[Data entries]
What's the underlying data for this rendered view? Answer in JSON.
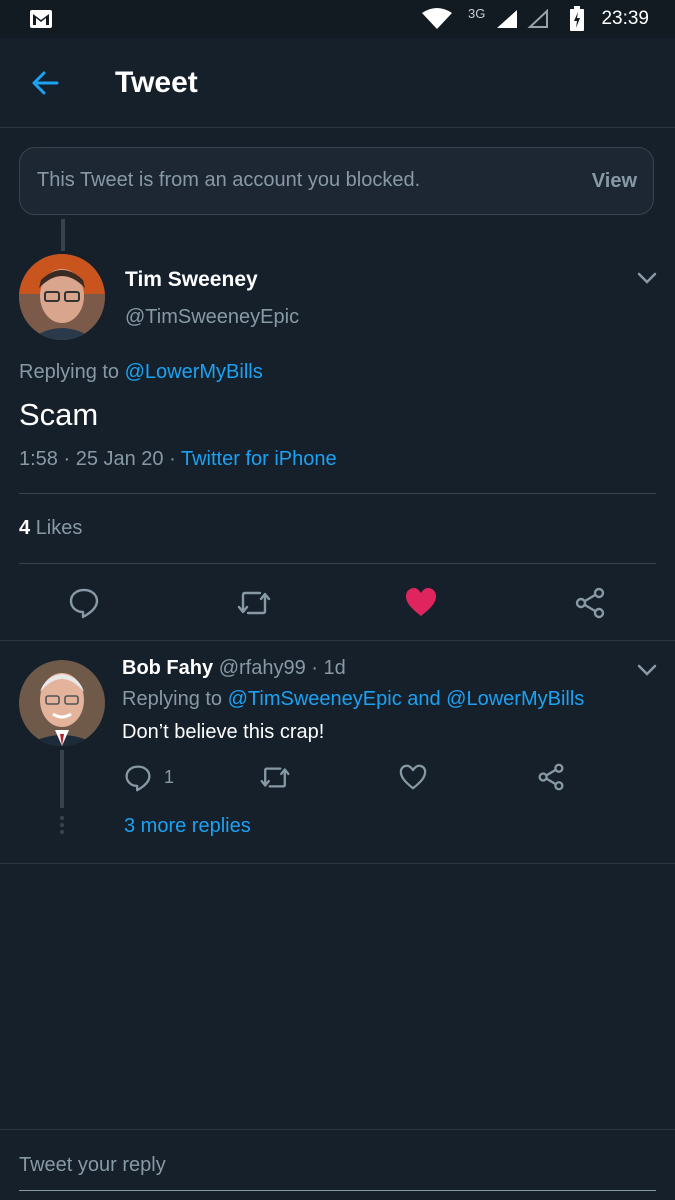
{
  "status_bar": {
    "time": "23:39",
    "network": "3G"
  },
  "header": {
    "title": "Tweet"
  },
  "blocked_banner": {
    "text": "This Tweet is from an account you blocked.",
    "action": "View"
  },
  "main_tweet": {
    "name": "Tim Sweeney",
    "handle": "@TimSweeneyEpic",
    "replying_prefix": "Replying to",
    "replying_to": "@LowerMyBills",
    "text": "Scam",
    "meta_time": "1:58 · 25 Jan 20 ·",
    "source": "Twitter for iPhone",
    "likes_count": "4",
    "likes_label": "Likes",
    "liked": true,
    "colors": {
      "like": "#e0245e",
      "link": "#1da1f2"
    }
  },
  "reply": {
    "name": "Bob Fahy",
    "handle_time": "@rfahy99 · 1d",
    "replying_prefix": "Replying to",
    "replying_to": "@TimSweeneyEpic and @LowerMyBills",
    "text": "Don’t believe this crap!",
    "reply_count": "1",
    "more_replies": "3 more replies"
  },
  "compose": {
    "placeholder": "Tweet your reply"
  }
}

What is asked —
In this exercise, set down all of the data exactly, without the pictures.

Written answer —
What's the underlying data for this rendered view? Answer in JSON.
{
  "status_bar": {
    "time": "23:39",
    "network": "3G"
  },
  "header": {
    "title": "Tweet"
  },
  "blocked_banner": {
    "text": "This Tweet is from an account you blocked.",
    "action": "View"
  },
  "main_tweet": {
    "name": "Tim Sweeney",
    "handle": "@TimSweeneyEpic",
    "replying_prefix": "Replying to",
    "replying_to": "@LowerMyBills",
    "text": "Scam",
    "meta_time": "1:58 · 25 Jan 20 ·",
    "source": "Twitter for iPhone",
    "likes_count": "4",
    "likes_label": "Likes",
    "liked": true,
    "colors": {
      "like": "#e0245e",
      "link": "#1da1f2"
    }
  },
  "reply": {
    "name": "Bob Fahy",
    "handle_time": "@rfahy99 · 1d",
    "replying_prefix": "Replying to",
    "replying_to": "@TimSweeneyEpic and @LowerMyBills",
    "text": "Don’t believe this crap!",
    "reply_count": "1",
    "more_replies": "3 more replies"
  },
  "compose": {
    "placeholder": "Tweet your reply"
  }
}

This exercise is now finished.